▶ _Exercise goal_
Locate every line in the records below that contains the word "greco", and copy each one.

-*-*-

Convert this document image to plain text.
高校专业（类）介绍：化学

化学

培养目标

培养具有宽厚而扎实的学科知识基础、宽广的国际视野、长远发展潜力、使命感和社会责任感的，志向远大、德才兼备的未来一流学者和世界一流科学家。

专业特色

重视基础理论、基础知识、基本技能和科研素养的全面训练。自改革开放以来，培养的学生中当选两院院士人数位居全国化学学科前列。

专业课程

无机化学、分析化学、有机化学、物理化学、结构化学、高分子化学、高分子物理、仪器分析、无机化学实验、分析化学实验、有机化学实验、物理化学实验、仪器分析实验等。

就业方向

-*-*-

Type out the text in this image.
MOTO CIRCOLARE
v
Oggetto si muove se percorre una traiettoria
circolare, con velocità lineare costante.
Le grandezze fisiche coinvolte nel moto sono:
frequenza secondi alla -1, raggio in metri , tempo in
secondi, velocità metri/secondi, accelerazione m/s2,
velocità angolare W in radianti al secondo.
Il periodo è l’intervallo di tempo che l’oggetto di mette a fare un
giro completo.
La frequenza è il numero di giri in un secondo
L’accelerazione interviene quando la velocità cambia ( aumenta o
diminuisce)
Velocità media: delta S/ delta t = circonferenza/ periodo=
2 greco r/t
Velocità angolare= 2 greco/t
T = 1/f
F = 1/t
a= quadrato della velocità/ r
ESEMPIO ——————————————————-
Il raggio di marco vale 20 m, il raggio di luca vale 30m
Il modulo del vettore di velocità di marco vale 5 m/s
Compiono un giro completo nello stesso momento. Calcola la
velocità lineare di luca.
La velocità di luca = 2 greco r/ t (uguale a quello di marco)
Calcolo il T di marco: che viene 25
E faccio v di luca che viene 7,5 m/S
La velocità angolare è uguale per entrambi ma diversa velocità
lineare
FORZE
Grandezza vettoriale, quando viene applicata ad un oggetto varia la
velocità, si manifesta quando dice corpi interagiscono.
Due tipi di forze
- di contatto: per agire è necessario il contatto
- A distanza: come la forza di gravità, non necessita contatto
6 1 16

-*-*-

▶ _Solved problem_
2 greco r/t
Velocità angolare= 2 greco/t
La velocità di luca = 2 greco r/ t (uguale a quello di marco)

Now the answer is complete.